## Task data
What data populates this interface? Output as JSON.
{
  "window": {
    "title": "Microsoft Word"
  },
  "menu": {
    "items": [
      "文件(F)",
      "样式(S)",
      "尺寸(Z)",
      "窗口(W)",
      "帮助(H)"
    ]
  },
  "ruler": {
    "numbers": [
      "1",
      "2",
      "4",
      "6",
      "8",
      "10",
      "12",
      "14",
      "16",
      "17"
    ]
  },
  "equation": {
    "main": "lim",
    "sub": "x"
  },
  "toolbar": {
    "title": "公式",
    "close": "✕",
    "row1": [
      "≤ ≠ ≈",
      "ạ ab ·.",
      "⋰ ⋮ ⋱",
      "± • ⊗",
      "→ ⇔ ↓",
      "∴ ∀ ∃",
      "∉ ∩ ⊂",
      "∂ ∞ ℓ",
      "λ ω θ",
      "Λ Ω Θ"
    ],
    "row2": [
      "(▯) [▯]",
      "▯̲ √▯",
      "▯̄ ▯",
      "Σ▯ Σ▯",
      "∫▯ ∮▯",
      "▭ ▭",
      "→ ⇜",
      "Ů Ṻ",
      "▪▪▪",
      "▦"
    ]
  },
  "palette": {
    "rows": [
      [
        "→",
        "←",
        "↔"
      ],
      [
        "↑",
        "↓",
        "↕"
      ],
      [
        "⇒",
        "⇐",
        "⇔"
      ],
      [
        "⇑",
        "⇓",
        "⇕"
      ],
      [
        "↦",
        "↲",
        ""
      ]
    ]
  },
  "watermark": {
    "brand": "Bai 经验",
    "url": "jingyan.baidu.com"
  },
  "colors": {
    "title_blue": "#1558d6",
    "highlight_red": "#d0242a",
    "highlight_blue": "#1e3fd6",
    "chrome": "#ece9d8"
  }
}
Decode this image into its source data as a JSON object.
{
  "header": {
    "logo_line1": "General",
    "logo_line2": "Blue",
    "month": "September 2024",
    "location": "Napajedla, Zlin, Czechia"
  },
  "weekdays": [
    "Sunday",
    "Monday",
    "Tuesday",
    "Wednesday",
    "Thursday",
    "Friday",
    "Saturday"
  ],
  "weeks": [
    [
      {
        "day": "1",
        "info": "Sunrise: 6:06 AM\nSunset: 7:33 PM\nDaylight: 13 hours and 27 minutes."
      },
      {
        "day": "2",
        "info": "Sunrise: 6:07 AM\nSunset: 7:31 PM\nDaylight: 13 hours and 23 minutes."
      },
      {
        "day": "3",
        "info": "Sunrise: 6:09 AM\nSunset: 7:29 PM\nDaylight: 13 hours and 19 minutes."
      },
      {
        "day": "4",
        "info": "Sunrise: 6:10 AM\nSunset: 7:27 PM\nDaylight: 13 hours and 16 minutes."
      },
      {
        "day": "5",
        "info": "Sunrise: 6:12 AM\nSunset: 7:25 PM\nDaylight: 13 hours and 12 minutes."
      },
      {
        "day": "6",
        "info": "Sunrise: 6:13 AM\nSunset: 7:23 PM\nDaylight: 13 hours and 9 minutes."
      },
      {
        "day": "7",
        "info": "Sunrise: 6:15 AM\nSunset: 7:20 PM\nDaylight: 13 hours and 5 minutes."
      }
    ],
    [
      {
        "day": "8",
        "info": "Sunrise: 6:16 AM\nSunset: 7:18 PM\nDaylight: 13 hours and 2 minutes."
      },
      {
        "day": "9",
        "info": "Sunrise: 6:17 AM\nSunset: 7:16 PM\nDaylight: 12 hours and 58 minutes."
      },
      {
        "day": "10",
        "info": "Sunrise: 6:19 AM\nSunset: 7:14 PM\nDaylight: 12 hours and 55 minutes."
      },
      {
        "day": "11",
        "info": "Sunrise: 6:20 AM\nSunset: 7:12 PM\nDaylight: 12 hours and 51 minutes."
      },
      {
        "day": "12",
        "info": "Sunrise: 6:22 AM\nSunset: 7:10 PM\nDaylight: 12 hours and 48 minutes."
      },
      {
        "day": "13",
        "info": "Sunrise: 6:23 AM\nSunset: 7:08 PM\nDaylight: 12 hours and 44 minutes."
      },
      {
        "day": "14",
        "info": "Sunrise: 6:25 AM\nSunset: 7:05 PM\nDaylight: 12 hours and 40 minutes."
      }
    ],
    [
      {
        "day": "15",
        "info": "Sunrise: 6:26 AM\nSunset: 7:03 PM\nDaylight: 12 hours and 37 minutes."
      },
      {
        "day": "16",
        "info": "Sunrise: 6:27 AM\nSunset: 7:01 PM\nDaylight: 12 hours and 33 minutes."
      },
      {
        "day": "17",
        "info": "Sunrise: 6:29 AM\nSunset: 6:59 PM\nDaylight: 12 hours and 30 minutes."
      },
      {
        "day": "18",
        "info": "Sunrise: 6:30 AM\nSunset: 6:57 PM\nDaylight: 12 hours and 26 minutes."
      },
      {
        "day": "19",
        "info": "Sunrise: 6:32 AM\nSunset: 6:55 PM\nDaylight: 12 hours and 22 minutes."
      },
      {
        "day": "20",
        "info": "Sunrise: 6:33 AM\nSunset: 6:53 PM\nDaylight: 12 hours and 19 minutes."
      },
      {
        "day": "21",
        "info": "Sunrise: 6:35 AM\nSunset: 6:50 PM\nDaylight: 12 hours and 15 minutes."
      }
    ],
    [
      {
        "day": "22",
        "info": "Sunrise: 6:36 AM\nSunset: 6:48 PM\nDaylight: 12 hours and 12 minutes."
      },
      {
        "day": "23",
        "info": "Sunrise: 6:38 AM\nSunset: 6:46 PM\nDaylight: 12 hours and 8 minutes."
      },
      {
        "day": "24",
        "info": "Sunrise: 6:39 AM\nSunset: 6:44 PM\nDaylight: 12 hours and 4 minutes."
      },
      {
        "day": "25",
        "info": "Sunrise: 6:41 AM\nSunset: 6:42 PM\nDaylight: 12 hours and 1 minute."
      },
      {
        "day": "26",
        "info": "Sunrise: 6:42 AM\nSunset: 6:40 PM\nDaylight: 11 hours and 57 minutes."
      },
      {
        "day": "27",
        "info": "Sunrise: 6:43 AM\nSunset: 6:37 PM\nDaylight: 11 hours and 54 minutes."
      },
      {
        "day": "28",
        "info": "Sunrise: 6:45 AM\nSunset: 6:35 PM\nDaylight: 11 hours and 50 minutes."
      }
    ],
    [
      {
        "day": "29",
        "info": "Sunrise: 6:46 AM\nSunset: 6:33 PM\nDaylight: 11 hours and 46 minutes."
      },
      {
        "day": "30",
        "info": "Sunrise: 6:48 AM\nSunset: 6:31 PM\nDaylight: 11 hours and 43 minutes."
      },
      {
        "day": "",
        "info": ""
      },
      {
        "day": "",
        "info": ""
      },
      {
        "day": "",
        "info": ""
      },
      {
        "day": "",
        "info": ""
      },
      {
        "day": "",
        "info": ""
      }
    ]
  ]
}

## Work to do
Retype every entry above, word for word.

## Output of the task
What data populates this interface? Output as JSON.
{
  "window": {
    "title": "Microsoft Word"
  },
  "menu": {
    "items": [
      "文件(F)",
      "样式(S)",
      "尺寸(Z)",
      "窗口(W)",
      "帮助(H)"
    ]
  },
  "ruler": {
    "numbers": [
      "1",
      "2",
      "4",
      "6",
      "8",
      "10",
      "12",
      "14",
      "16",
      "17"
    ]
  },
  "equation": {
    "main": "lim",
    "sub": "x"
  },
  "toolbar": {
    "title": "公式",
    "close": "✕",
    "row1": [
      "≤ ≠ ≈",
      "ạ ab ·.",
      "⋰ ⋮ ⋱",
      "± • ⊗",
      "→ ⇔ ↓",
      "∴ ∀ ∃",
      "∉ ∩ ⊂",
      "∂ ∞ ℓ",
      "λ ω θ",
      "Λ Ω Θ"
    ],
    "row2": [
      "(▯) [▯]",
      "▯̲ √▯",
      "▯̄ ▯",
      "Σ▯ Σ▯",
      "∫▯ ∮▯",
      "▭ ▭",
      "→ ⇜",
      "Ů Ṻ",
      "▪▪▪",
      "▦"
    ]
  },
  "palette": {
    "rows": [
      [
        "→",
        "←",
        "↔"
      ],
      [
        "↑",
        "↓",
        "↕"
      ],
      [
        "⇒",
        "⇐",
        "⇔"
      ],
      [
        "⇑",
        "⇓",
        "⇕"
      ],
      [
        "↦",
        "↲",
        ""
      ]
    ]
  },
  "watermark": {
    "brand": "Bai 经验",
    "url": "jingyan.baidu.com"
  },
  "colors": {
    "title_blue": "#1558d6",
    "highlight_red": "#d0242a",
    "highlight_blue": "#1e3fd6",
    "chrome": "#ece9d8"
  }
}
Decode this image into its source data as a JSON object.
{
  "header": {
    "logo_line1": "General",
    "logo_line2": "Blue",
    "month": "September 2024",
    "location": "Napajedla, Zlin, Czechia"
  },
  "weekdays": [
    "Sunday",
    "Monday",
    "Tuesday",
    "Wednesday",
    "Thursday",
    "Friday",
    "Saturday"
  ],
  "weeks": [
    [
      {
        "day": "1",
        "info": "Sunrise: 6:06 AM\nSunset: 7:33 PM\nDaylight: 13 hours and 27 minutes."
      },
      {
        "day": "2",
        "info": "Sunrise: 6:07 AM\nSunset: 7:31 PM\nDaylight: 13 hours and 23 minutes."
      },
      {
        "day": "3",
        "info": "Sunrise: 6:09 AM\nSunset: 7:29 PM\nDaylight: 13 hours and 19 minutes."
      },
      {
        "day": "4",
        "info": "Sunrise: 6:10 AM\nSunset: 7:27 PM\nDaylight: 13 hours and 16 minutes."
      },
      {
        "day": "5",
        "info": "Sunrise: 6:12 AM\nSunset: 7:25 PM\nDaylight: 13 hours and 12 minutes."
      },
      {
        "day": "6",
        "info": "Sunrise: 6:13 AM\nSunset: 7:23 PM\nDaylight: 13 hours and 9 minutes."
      },
      {
        "day": "7",
        "info": "Sunrise: 6:15 AM\nSunset: 7:20 PM\nDaylight: 13 hours and 5 minutes."
      }
    ],
    [
      {
        "day": "8",
        "info": "Sunrise: 6:16 AM\nSunset: 7:18 PM\nDaylight: 13 hours and 2 minutes."
      },
      {
        "day": "9",
        "info": "Sunrise: 6:17 AM\nSunset: 7:16 PM\nDaylight: 12 hours and 58 minutes."
      },
      {
        "day": "10",
        "info": "Sunrise: 6:19 AM\nSunset: 7:14 PM\nDaylight: 12 hours and 55 minutes."
      },
      {
        "day": "11",
        "info": "Sunrise: 6:20 AM\nSunset: 7:12 PM\nDaylight: 12 hours and 51 minutes."
      },
      {
        "day": "12",
        "info": "Sunrise: 6:22 AM\nSunset: 7:10 PM\nDaylight: 12 hours and 48 minutes."
      },
      {
        "day": "13",
        "info": "Sunrise: 6:23 AM\nSunset: 7:08 PM\nDaylight: 12 hours and 44 minutes."
      },
      {
        "day": "14",
        "info": "Sunrise: 6:25 AM\nSunset: 7:05 PM\nDaylight: 12 hours and 40 minutes."
      }
    ],
    [
      {
        "day": "15",
        "info": "Sunrise: 6:26 AM\nSunset: 7:03 PM\nDaylight: 12 hours and 37 minutes."
      },
      {
        "day": "16",
        "info": "Sunrise: 6:27 AM\nSunset: 7:01 PM\nDaylight: 12 hours and 33 minutes."
      },
      {
        "day": "17",
        "info": "Sunrise: 6:29 AM\nSunset: 6:59 PM\nDaylight: 12 hours and 30 minutes."
      },
      {
        "day": "18",
        "info": "Sunrise: 6:30 AM\nSunset: 6:57 PM\nDaylight: 12 hours and 26 minutes."
      },
      {
        "day": "19",
        "info": "Sunrise: 6:32 AM\nSunset: 6:55 PM\nDaylight: 12 hours and 22 minutes."
      },
      {
        "day": "20",
        "info": "Sunrise: 6:33 AM\nSunset: 6:53 PM\nDaylight: 12 hours and 19 minutes."
      },
      {
        "day": "21",
        "info": "Sunrise: 6:35 AM\nSunset: 6:50 PM\nDaylight: 12 hours and 15 minutes."
      }
    ],
    [
      {
        "day": "22",
        "info": "Sunrise: 6:36 AM\nSunset: 6:48 PM\nDaylight: 12 hours and 12 minutes."
      },
      {
        "day": "23",
        "info": "Sunrise: 6:38 AM\nSunset: 6:46 PM\nDaylight: 12 hours and 8 minutes."
      },
      {
        "day": "24",
        "info": "Sunrise: 6:39 AM\nSunset: 6:44 PM\nDaylight: 12 hours and 4 minutes."
      },
      {
        "day": "25",
        "info": "Sunrise: 6:41 AM\nSunset: 6:42 PM\nDaylight: 12 hours and 1 minute."
      },
      {
        "day": "26",
        "info": "Sunrise: 6:42 AM\nSunset: 6:40 PM\nDaylight: 11 hours and 57 minutes."
      },
      {
        "day": "27",
        "info": "Sunrise: 6:43 AM\nSunset: 6:37 PM\nDaylight: 11 hours and 54 minutes."
      },
      {
        "day": "28",
        "info": "Sunrise: 6:45 AM\nSunset: 6:35 PM\nDaylight: 11 hours and 50 minutes."
      }
    ],
    [
      {
        "day": "29",
        "info": "Sunrise: 6:46 AM\nSunset: 6:33 PM\nDaylight: 11 hours and 46 minutes."
      },
      {
        "day": "30",
        "info": "Sunrise: 6:48 AM\nSunset: 6:31 PM\nDaylight: 11 hours and 43 minutes."
      },
      {
        "day": "",
        "info": ""
      },
      {
        "day": "",
        "info": ""
      },
      {
        "day": "",
        "info": ""
      },
      {
        "day": "",
        "info": ""
      },
      {
        "day": "",
        "info": ""
      }
    ]
  ]
}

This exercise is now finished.